==== RECORDED DATA

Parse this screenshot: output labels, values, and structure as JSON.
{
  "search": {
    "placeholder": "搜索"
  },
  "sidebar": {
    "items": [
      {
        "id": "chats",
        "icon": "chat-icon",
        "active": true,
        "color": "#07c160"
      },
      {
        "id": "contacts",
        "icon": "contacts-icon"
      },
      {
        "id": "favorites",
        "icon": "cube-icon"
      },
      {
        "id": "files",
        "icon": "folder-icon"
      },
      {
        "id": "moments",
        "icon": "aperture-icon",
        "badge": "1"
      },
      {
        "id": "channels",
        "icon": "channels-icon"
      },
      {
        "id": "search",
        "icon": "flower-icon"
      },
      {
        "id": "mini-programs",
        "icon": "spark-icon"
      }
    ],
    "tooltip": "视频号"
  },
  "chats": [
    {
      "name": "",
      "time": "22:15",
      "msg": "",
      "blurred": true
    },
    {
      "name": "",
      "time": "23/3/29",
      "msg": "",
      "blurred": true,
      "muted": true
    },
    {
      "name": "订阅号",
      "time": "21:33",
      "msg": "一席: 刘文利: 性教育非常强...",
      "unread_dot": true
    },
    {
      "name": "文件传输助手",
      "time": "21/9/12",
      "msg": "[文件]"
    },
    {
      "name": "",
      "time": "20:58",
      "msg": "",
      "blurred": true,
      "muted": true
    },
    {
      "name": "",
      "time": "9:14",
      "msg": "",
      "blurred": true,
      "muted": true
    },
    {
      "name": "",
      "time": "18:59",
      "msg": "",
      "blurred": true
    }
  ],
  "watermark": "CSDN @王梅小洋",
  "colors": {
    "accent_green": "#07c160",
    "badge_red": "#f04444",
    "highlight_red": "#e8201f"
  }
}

========

■ WHAT YOU NEED TO DO:
Retype the listing above in full, with no alterations.

■ THE REPLY:
Parse this screenshot: output labels, values, and structure as JSON.
{
  "search": {
    "placeholder": "搜索"
  },
  "sidebar": {
    "items": [
      {
        "id": "chats",
        "icon": "chat-icon",
        "active": true,
        "color": "#07c160"
      },
      {
        "id": "contacts",
        "icon": "contacts-icon"
      },
      {
        "id": "favorites",
        "icon": "cube-icon"
      },
      {
        "id": "files",
        "icon": "folder-icon"
      },
      {
        "id": "moments",
        "icon": "aperture-icon",
        "badge": "1"
      },
      {
        "id": "channels",
        "icon": "channels-icon"
      },
      {
        "id": "search",
        "icon": "flower-icon"
      },
      {
        "id": "mini-programs",
        "icon": "spark-icon"
      }
    ],
    "tooltip": "视频号"
  },
  "chats": [
    {
      "name": "",
      "time": "22:15",
      "msg": "",
      "blurred": true
    },
    {
      "name": "",
      "time": "23/3/29",
      "msg": "",
      "blurred": true,
      "muted": true
    },
    {
      "name": "订阅号",
      "time": "21:33",
      "msg": "一席: 刘文利: 性教育非常强...",
      "unread_dot": true
    },
    {
      "name": "文件传输助手",
      "time": "21/9/12",
      "msg": "[文件]"
    },
    {
      "name": "",
      "time": "20:58",
      "msg": "",
      "blurred": true,
      "muted": true
    },
    {
      "name": "",
      "time": "9:14",
      "msg": "",
      "blurred": true,
      "muted": true
    },
    {
      "name": "",
      "time": "18:59",
      "msg": "",
      "blurred": true
    }
  ],
  "watermark": "CSDN @王梅小洋",
  "colors": {
    "accent_green": "#07c160",
    "badge_red": "#f04444",
    "highlight_red": "#e8201f"
  }
}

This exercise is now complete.